--- START MATERIAL SUPPLIED ---

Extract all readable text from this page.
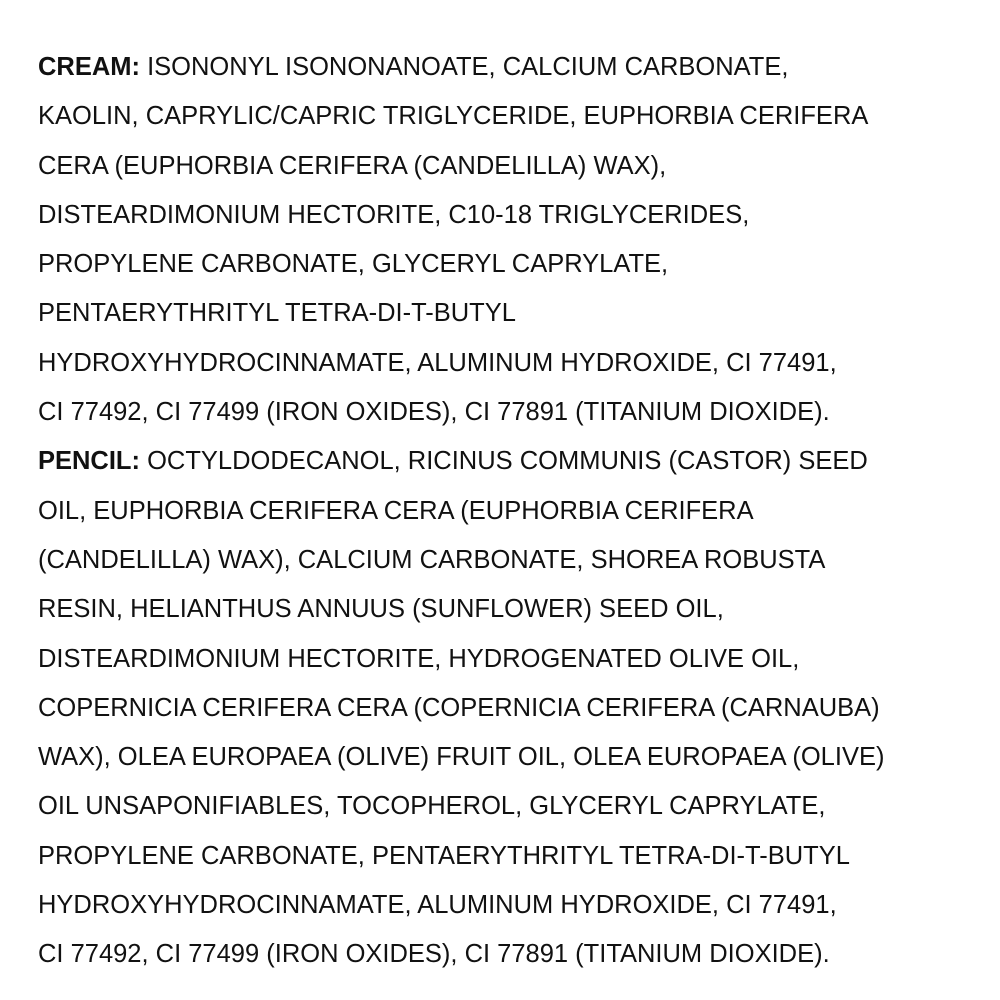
CREAM: ISONONYL ISONONANOATE, CALCIUM CARBONATE,
KAOLIN, CAPRYLIC/CAPRIC TRIGLYCERIDE, EUPHORBIA CERIFERA
CERA (EUPHORBIA CERIFERA (CANDELILLA) WAX),
DISTEARDIMONIUM HECTORITE, C10-18 TRIGLYCERIDES,
PROPYLENE CARBONATE, GLYCERYL CAPRYLATE,
PENTAERYTHRITYL TETRA-DI-T-BUTYL
HYDROXYHYDROCINNAMATE, ALUMINUM HYDROXIDE, CI 77491,
CI 77492, CI 77499 (IRON OXIDES), CI 77891 (TITANIUM DIOXIDE).
PENCIL: OCTYLDODECANOL, RICINUS COMMUNIS (CASTOR) SEED
OIL, EUPHORBIA CERIFERA CERA (EUPHORBIA CERIFERA
(CANDELILLA) WAX), CALCIUM CARBONATE, SHOREA ROBUSTA
RESIN, HELIANTHUS ANNUUS (SUNFLOWER) SEED OIL,
DISTEARDIMONIUM HECTORITE, HYDROGENATED OLIVE OIL,
COPERNICIA CERIFERA CERA (COPERNICIA CERIFERA (CARNAUBA)
WAX), OLEA EUROPAEA (OLIVE) FRUIT OIL, OLEA EUROPAEA (OLIVE)
OIL UNSAPONIFIABLES, TOCOPHEROL, GLYCERYL CAPRYLATE,
PROPYLENE CARBONATE, PENTAERYTHRITYL TETRA-DI-T-BUTYL
HYDROXYHYDROCINNAMATE, ALUMINUM HYDROXIDE, CI 77491,
CI 77492, CI 77499 (IRON OXIDES), CI 77891 (TITANIUM DIOXIDE).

--- END MATERIAL SUPPLIED ---

▸ **STATED PROBLEM**: Above are the records; reproduce them exactly and leave out the pictures.

▸ **TASK RESULT**:
Extract all readable text from this page.
CREAM: ISONONYL ISONONANOATE, CALCIUM CARBONATE,
KAOLIN, CAPRYLIC/CAPRIC TRIGLYCERIDE, EUPHORBIA CERIFERA
CERA (EUPHORBIA CERIFERA (CANDELILLA) WAX),
DISTEARDIMONIUM HECTORITE, C10-18 TRIGLYCERIDES,
PROPYLENE CARBONATE, GLYCERYL CAPRYLATE,
PENTAERYTHRITYL TETRA-DI-T-BUTYL
HYDROXYHYDROCINNAMATE, ALUMINUM HYDROXIDE, CI 77491,
CI 77492, CI 77499 (IRON OXIDES), CI 77891 (TITANIUM DIOXIDE).
PENCIL: OCTYLDODECANOL, RICINUS COMMUNIS (CASTOR) SEED
OIL, EUPHORBIA CERIFERA CERA (EUPHORBIA CERIFERA
(CANDELILLA) WAX), CALCIUM CARBONATE, SHOREA ROBUSTA
RESIN, HELIANTHUS ANNUUS (SUNFLOWER) SEED OIL,
DISTEARDIMONIUM HECTORITE, HYDROGENATED OLIVE OIL,
COPERNICIA CERIFERA CERA (COPERNICIA CERIFERA (CARNAUBA)
WAX), OLEA EUROPAEA (OLIVE) FRUIT OIL, OLEA EUROPAEA (OLIVE)
OIL UNSAPONIFIABLES, TOCOPHEROL, GLYCERYL CAPRYLATE,
PROPYLENE CARBONATE, PENTAERYTHRITYL TETRA-DI-T-BUTYL
HYDROXYHYDROCINNAMATE, ALUMINUM HYDROXIDE, CI 77491,
CI 77492, CI 77499 (IRON OXIDES), CI 77891 (TITANIUM DIOXIDE).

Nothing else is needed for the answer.